>> BEGIN Information given

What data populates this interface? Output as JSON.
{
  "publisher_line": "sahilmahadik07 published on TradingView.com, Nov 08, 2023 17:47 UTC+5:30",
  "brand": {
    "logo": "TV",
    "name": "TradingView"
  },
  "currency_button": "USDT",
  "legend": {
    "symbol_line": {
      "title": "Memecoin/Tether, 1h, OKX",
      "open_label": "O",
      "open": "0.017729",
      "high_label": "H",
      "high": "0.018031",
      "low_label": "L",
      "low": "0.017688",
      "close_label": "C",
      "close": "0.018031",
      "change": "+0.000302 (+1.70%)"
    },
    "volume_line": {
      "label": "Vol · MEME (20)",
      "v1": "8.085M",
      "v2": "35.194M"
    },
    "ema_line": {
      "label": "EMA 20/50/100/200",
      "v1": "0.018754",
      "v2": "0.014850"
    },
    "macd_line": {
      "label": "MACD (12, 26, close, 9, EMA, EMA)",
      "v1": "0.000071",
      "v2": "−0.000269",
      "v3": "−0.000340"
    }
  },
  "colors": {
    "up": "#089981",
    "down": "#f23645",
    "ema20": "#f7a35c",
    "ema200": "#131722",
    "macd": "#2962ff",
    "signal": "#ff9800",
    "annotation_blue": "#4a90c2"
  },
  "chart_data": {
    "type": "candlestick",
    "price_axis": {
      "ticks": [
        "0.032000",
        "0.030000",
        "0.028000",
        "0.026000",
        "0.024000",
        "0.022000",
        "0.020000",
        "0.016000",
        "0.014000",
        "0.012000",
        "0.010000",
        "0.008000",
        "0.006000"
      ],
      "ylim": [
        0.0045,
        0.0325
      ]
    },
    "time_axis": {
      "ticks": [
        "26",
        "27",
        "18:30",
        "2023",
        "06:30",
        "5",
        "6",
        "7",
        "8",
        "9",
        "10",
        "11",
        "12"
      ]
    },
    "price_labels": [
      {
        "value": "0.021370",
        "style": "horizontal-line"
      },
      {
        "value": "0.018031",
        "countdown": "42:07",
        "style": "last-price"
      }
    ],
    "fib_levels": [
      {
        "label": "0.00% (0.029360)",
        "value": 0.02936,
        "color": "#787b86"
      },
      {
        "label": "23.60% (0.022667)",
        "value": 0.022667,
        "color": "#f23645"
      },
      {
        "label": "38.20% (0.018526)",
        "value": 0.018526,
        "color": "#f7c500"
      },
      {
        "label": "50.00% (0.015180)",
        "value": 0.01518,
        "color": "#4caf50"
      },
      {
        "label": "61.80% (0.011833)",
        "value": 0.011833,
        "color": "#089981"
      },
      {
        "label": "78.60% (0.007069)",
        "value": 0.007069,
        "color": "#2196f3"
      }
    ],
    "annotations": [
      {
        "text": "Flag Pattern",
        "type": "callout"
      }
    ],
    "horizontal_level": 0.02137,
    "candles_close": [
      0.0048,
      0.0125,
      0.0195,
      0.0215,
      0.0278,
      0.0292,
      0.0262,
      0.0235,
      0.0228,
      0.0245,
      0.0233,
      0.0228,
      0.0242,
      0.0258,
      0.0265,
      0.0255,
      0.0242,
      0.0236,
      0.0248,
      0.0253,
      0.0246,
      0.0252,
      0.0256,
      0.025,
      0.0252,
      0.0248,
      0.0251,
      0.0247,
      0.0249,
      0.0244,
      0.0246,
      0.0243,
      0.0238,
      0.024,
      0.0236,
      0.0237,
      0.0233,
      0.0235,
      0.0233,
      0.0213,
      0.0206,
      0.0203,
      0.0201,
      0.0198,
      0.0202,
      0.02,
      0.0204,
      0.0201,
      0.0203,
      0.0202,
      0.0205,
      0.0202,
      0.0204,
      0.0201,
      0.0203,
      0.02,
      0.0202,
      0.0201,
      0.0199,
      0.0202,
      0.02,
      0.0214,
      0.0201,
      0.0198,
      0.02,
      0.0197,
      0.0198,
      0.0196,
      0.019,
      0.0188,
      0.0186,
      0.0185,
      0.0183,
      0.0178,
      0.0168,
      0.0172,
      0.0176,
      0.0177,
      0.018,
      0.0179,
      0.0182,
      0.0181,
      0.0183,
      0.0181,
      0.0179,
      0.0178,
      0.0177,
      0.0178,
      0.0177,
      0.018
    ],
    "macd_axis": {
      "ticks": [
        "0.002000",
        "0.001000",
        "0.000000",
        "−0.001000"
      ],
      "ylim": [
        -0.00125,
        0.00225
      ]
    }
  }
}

>> END Information given

How many lines in the records above contain the word "TradingView"? Give only the number.

2